● Excerpted records
+-------+
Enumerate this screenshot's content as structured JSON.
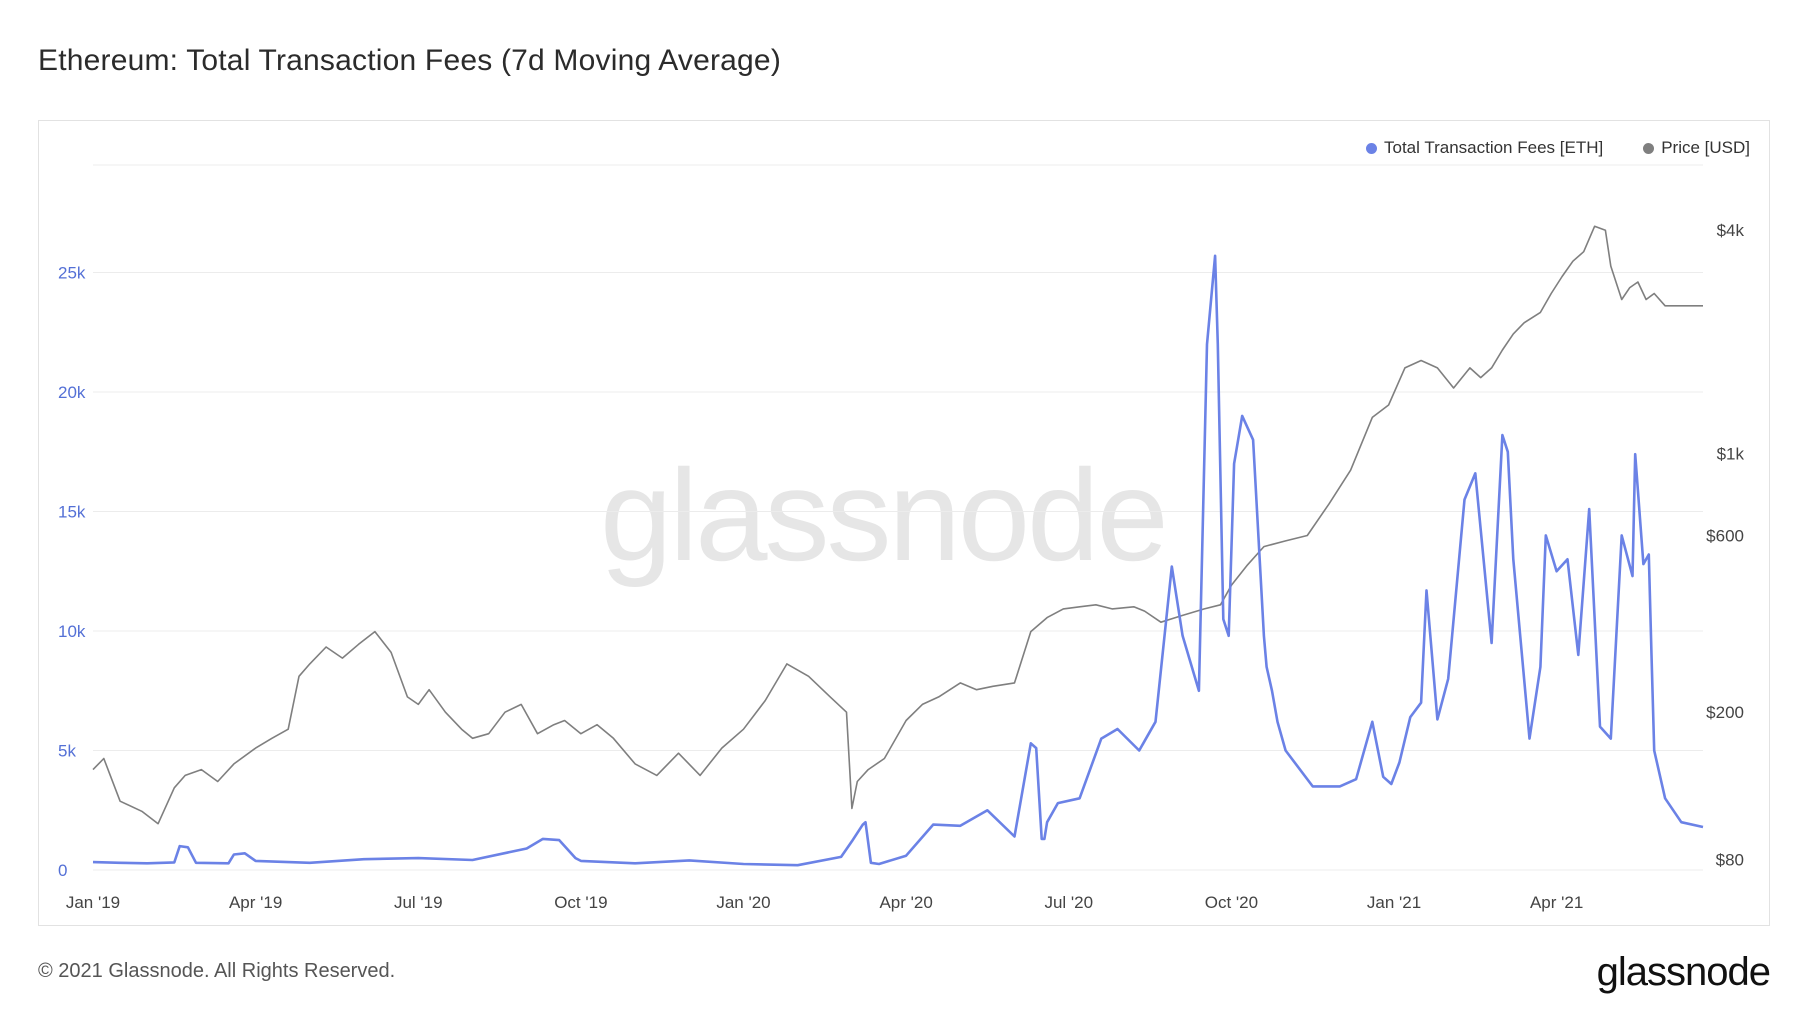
{
  "title": "Ethereum: Total Transaction Fees (7d Moving Average)",
  "watermark": "glassnode",
  "footer": "© 2021 Glassnode. All Rights Reserved.",
  "brand": "glassnode",
  "colors": {
    "fees": "#6b82e6",
    "price": "#7f7f7f",
    "grid": "#ececec",
    "left_axis_text": "#5470d6"
  },
  "chart_data": {
    "type": "line",
    "title": "Ethereum: Total Transaction Fees (7d Moving Average)",
    "x_ticks": [
      "Jan '19",
      "Apr '19",
      "Jul '19",
      "Oct '19",
      "Jan '20",
      "Apr '20",
      "Jul '20",
      "Oct '20",
      "Jan '21",
      "Apr '21"
    ],
    "x_range_months": [
      0,
      29.7
    ],
    "y_left": {
      "label": "Total Transaction Fees [ETH]",
      "ticks": [
        0,
        5000,
        10000,
        15000,
        20000,
        25000
      ],
      "tick_labels": [
        "0",
        "5k",
        "10k",
        "15k",
        "20k",
        "25k"
      ],
      "range": [
        0,
        29500
      ]
    },
    "y_right": {
      "label": "Price [USD]",
      "scale": "log",
      "ticks": [
        80,
        200,
        600,
        1000,
        4000
      ],
      "tick_labels": [
        "$80",
        "$200",
        "$600",
        "$1k",
        "$4k"
      ],
      "range": [
        75,
        6000
      ]
    },
    "legend": [
      {
        "name": "Total Transaction Fees [ETH]",
        "color": "#6b82e6"
      },
      {
        "name": "Price [USD]",
        "color": "#7f7f7f"
      }
    ],
    "series": [
      {
        "name": "Total Transaction Fees [ETH]",
        "axis": "left",
        "x": [
          0,
          0.5,
          1,
          1.5,
          1.6,
          1.75,
          1.9,
          2.5,
          2.6,
          2.8,
          3,
          4,
          5,
          6,
          7,
          8,
          8.3,
          8.6,
          8.9,
          9,
          10,
          11,
          12,
          13,
          13.8,
          14,
          14.2,
          14.25,
          14.35,
          14.5,
          15,
          15.5,
          16,
          16.5,
          17,
          17.3,
          17.4,
          17.5,
          17.55,
          17.6,
          17.8,
          18.2,
          18.6,
          18.9,
          19.3,
          19.6,
          19.9,
          20.1,
          20.4,
          20.55,
          20.7,
          20.75,
          20.85,
          20.95,
          21.05,
          21.2,
          21.4,
          21.6,
          21.65,
          21.75,
          21.85,
          22,
          22.5,
          23,
          23.3,
          23.6,
          23.8,
          23.95,
          24.1,
          24.3,
          24.5,
          24.6,
          24.8,
          25.0,
          25.3,
          25.5,
          25.8,
          26.0,
          26.1,
          26.2,
          26.5,
          26.7,
          26.8,
          27.0,
          27.2,
          27.4,
          27.6,
          27.8,
          28.0,
          28.2,
          28.4,
          28.45,
          28.6,
          28.7,
          28.75,
          28.8,
          29.0,
          29.3,
          29.7
        ],
        "values": [
          330,
          300,
          280,
          320,
          1000,
          950,
          300,
          280,
          650,
          700,
          380,
          300,
          450,
          500,
          420,
          900,
          1300,
          1250,
          500,
          380,
          280,
          400,
          250,
          200,
          550,
          1200,
          1900,
          2000,
          300,
          250,
          600,
          1900,
          1850,
          2500,
          1400,
          5300,
          5100,
          1300,
          1300,
          2000,
          2800,
          3000,
          5500,
          5900,
          5000,
          6200,
          12700,
          9800,
          7500,
          22000,
          25700,
          22000,
          10500,
          9800,
          17000,
          19000,
          18000,
          9800,
          8500,
          7500,
          6200,
          5000,
          3500,
          3500,
          3800,
          6200,
          3900,
          3600,
          4500,
          6400,
          7000,
          11700,
          6300,
          8000,
          15500,
          16600,
          9500,
          18200,
          17500,
          13000,
          5500,
          8500,
          14000,
          12500,
          13000,
          9000,
          15100,
          6000,
          5500,
          14000,
          12300,
          17400,
          12800,
          13200,
          9000,
          5000,
          3000,
          2000,
          1800
        ]
      },
      {
        "name": "Price [USD]",
        "axis": "right",
        "x": [
          0,
          0.2,
          0.5,
          0.9,
          1.2,
          1.5,
          1.7,
          2.0,
          2.3,
          2.6,
          3.0,
          3.3,
          3.6,
          3.8,
          4.0,
          4.3,
          4.6,
          4.9,
          5.2,
          5.5,
          5.8,
          6.0,
          6.2,
          6.5,
          6.8,
          7.0,
          7.3,
          7.6,
          7.9,
          8.2,
          8.5,
          8.7,
          9.0,
          9.3,
          9.6,
          10.0,
          10.4,
          10.8,
          11.2,
          11.6,
          12.0,
          12.4,
          12.8,
          13.2,
          13.6,
          13.9,
          14.0,
          14.1,
          14.3,
          14.6,
          15.0,
          15.3,
          15.6,
          16.0,
          16.3,
          16.6,
          17.0,
          17.3,
          17.6,
          17.9,
          18.2,
          18.5,
          18.8,
          19.2,
          19.4,
          19.7,
          20.1,
          20.5,
          20.8,
          21.0,
          21.3,
          21.6,
          22.0,
          22.4,
          22.8,
          23.2,
          23.6,
          23.9,
          24.2,
          24.5,
          24.8,
          25.1,
          25.4,
          25.6,
          25.8,
          26.0,
          26.2,
          26.4,
          26.7,
          26.9,
          27.1,
          27.3,
          27.5,
          27.7,
          27.9,
          28.0,
          28.2,
          28.35,
          28.5,
          28.65,
          28.8,
          29.0,
          29.2,
          29.5,
          29.7
        ],
        "values": [
          140,
          150,
          115,
          108,
          100,
          125,
          135,
          140,
          130,
          145,
          160,
          170,
          180,
          250,
          270,
          300,
          280,
          305,
          330,
          290,
          220,
          210,
          230,
          200,
          180,
          170,
          175,
          200,
          210,
          175,
          185,
          190,
          175,
          185,
          170,
          145,
          135,
          155,
          135,
          160,
          180,
          215,
          270,
          250,
          220,
          200,
          110,
          130,
          140,
          150,
          190,
          210,
          220,
          240,
          230,
          235,
          240,
          330,
          360,
          380,
          385,
          390,
          380,
          385,
          375,
          350,
          365,
          380,
          390,
          440,
          500,
          560,
          580,
          600,
          730,
          900,
          1250,
          1350,
          1700,
          1780,
          1700,
          1500,
          1700,
          1600,
          1700,
          1900,
          2100,
          2250,
          2400,
          2700,
          3000,
          3300,
          3500,
          4100,
          4000,
          3200,
          2600,
          2800,
          2900,
          2600,
          2700,
          2500,
          2500,
          2500,
          2500
        ]
      }
    ]
  }
}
+-------+
● Task to complete
Print each line of the material above exactly, with the pictures removed from your copy.

● Written answer
Enumerate this screenshot's content as structured JSON.
{
  "title": "Ethereum: Total Transaction Fees (7d Moving Average)",
  "watermark": "glassnode",
  "footer": "© 2021 Glassnode. All Rights Reserved.",
  "brand": "glassnode",
  "colors": {
    "fees": "#6b82e6",
    "price": "#7f7f7f",
    "grid": "#ececec",
    "left_axis_text": "#5470d6"
  },
  "chart_data": {
    "type": "line",
    "title": "Ethereum: Total Transaction Fees (7d Moving Average)",
    "x_ticks": [
      "Jan '19",
      "Apr '19",
      "Jul '19",
      "Oct '19",
      "Jan '20",
      "Apr '20",
      "Jul '20",
      "Oct '20",
      "Jan '21",
      "Apr '21"
    ],
    "x_range_months": [
      0,
      29.7
    ],
    "y_left": {
      "label": "Total Transaction Fees [ETH]",
      "ticks": [
        0,
        5000,
        10000,
        15000,
        20000,
        25000
      ],
      "tick_labels": [
        "0",
        "5k",
        "10k",
        "15k",
        "20k",
        "25k"
      ],
      "range": [
        0,
        29500
      ]
    },
    "y_right": {
      "label": "Price [USD]",
      "scale": "log",
      "ticks": [
        80,
        200,
        600,
        1000,
        4000
      ],
      "tick_labels": [
        "$80",
        "$200",
        "$600",
        "$1k",
        "$4k"
      ],
      "range": [
        75,
        6000
      ]
    },
    "legend": [
      {
        "name": "Total Transaction Fees [ETH]",
        "color": "#6b82e6"
      },
      {
        "name": "Price [USD]",
        "color": "#7f7f7f"
      }
    ],
    "series": [
      {
        "name": "Total Transaction Fees [ETH]",
        "axis": "left",
        "x": [
          0,
          0.5,
          1,
          1.5,
          1.6,
          1.75,
          1.9,
          2.5,
          2.6,
          2.8,
          3,
          4,
          5,
          6,
          7,
          8,
          8.3,
          8.6,
          8.9,
          9,
          10,
          11,
          12,
          13,
          13.8,
          14,
          14.2,
          14.25,
          14.35,
          14.5,
          15,
          15.5,
          16,
          16.5,
          17,
          17.3,
          17.4,
          17.5,
          17.55,
          17.6,
          17.8,
          18.2,
          18.6,
          18.9,
          19.3,
          19.6,
          19.9,
          20.1,
          20.4,
          20.55,
          20.7,
          20.75,
          20.85,
          20.95,
          21.05,
          21.2,
          21.4,
          21.6,
          21.65,
          21.75,
          21.85,
          22,
          22.5,
          23,
          23.3,
          23.6,
          23.8,
          23.95,
          24.1,
          24.3,
          24.5,
          24.6,
          24.8,
          25.0,
          25.3,
          25.5,
          25.8,
          26.0,
          26.1,
          26.2,
          26.5,
          26.7,
          26.8,
          27.0,
          27.2,
          27.4,
          27.6,
          27.8,
          28.0,
          28.2,
          28.4,
          28.45,
          28.6,
          28.7,
          28.75,
          28.8,
          29.0,
          29.3,
          29.7
        ],
        "values": [
          330,
          300,
          280,
          320,
          1000,
          950,
          300,
          280,
          650,
          700,
          380,
          300,
          450,
          500,
          420,
          900,
          1300,
          1250,
          500,
          380,
          280,
          400,
          250,
          200,
          550,
          1200,
          1900,
          2000,
          300,
          250,
          600,
          1900,
          1850,
          2500,
          1400,
          5300,
          5100,
          1300,
          1300,
          2000,
          2800,
          3000,
          5500,
          5900,
          5000,
          6200,
          12700,
          9800,
          7500,
          22000,
          25700,
          22000,
          10500,
          9800,
          17000,
          19000,
          18000,
          9800,
          8500,
          7500,
          6200,
          5000,
          3500,
          3500,
          3800,
          6200,
          3900,
          3600,
          4500,
          6400,
          7000,
          11700,
          6300,
          8000,
          15500,
          16600,
          9500,
          18200,
          17500,
          13000,
          5500,
          8500,
          14000,
          12500,
          13000,
          9000,
          15100,
          6000,
          5500,
          14000,
          12300,
          17400,
          12800,
          13200,
          9000,
          5000,
          3000,
          2000,
          1800
        ]
      },
      {
        "name": "Price [USD]",
        "axis": "right",
        "x": [
          0,
          0.2,
          0.5,
          0.9,
          1.2,
          1.5,
          1.7,
          2.0,
          2.3,
          2.6,
          3.0,
          3.3,
          3.6,
          3.8,
          4.0,
          4.3,
          4.6,
          4.9,
          5.2,
          5.5,
          5.8,
          6.0,
          6.2,
          6.5,
          6.8,
          7.0,
          7.3,
          7.6,
          7.9,
          8.2,
          8.5,
          8.7,
          9.0,
          9.3,
          9.6,
          10.0,
          10.4,
          10.8,
          11.2,
          11.6,
          12.0,
          12.4,
          12.8,
          13.2,
          13.6,
          13.9,
          14.0,
          14.1,
          14.3,
          14.6,
          15.0,
          15.3,
          15.6,
          16.0,
          16.3,
          16.6,
          17.0,
          17.3,
          17.6,
          17.9,
          18.2,
          18.5,
          18.8,
          19.2,
          19.4,
          19.7,
          20.1,
          20.5,
          20.8,
          21.0,
          21.3,
          21.6,
          22.0,
          22.4,
          22.8,
          23.2,
          23.6,
          23.9,
          24.2,
          24.5,
          24.8,
          25.1,
          25.4,
          25.6,
          25.8,
          26.0,
          26.2,
          26.4,
          26.7,
          26.9,
          27.1,
          27.3,
          27.5,
          27.7,
          27.9,
          28.0,
          28.2,
          28.35,
          28.5,
          28.65,
          28.8,
          29.0,
          29.2,
          29.5,
          29.7
        ],
        "values": [
          140,
          150,
          115,
          108,
          100,
          125,
          135,
          140,
          130,
          145,
          160,
          170,
          180,
          250,
          270,
          300,
          280,
          305,
          330,
          290,
          220,
          210,
          230,
          200,
          180,
          170,
          175,
          200,
          210,
          175,
          185,
          190,
          175,
          185,
          170,
          145,
          135,
          155,
          135,
          160,
          180,
          215,
          270,
          250,
          220,
          200,
          110,
          130,
          140,
          150,
          190,
          210,
          220,
          240,
          230,
          235,
          240,
          330,
          360,
          380,
          385,
          390,
          380,
          385,
          375,
          350,
          365,
          380,
          390,
          440,
          500,
          560,
          580,
          600,
          730,
          900,
          1250,
          1350,
          1700,
          1780,
          1700,
          1500,
          1700,
          1600,
          1700,
          1900,
          2100,
          2250,
          2400,
          2700,
          3000,
          3300,
          3500,
          4100,
          4000,
          3200,
          2600,
          2800,
          2900,
          2600,
          2700,
          2500,
          2500,
          2500,
          2500
        ]
      }
    ]
  }
}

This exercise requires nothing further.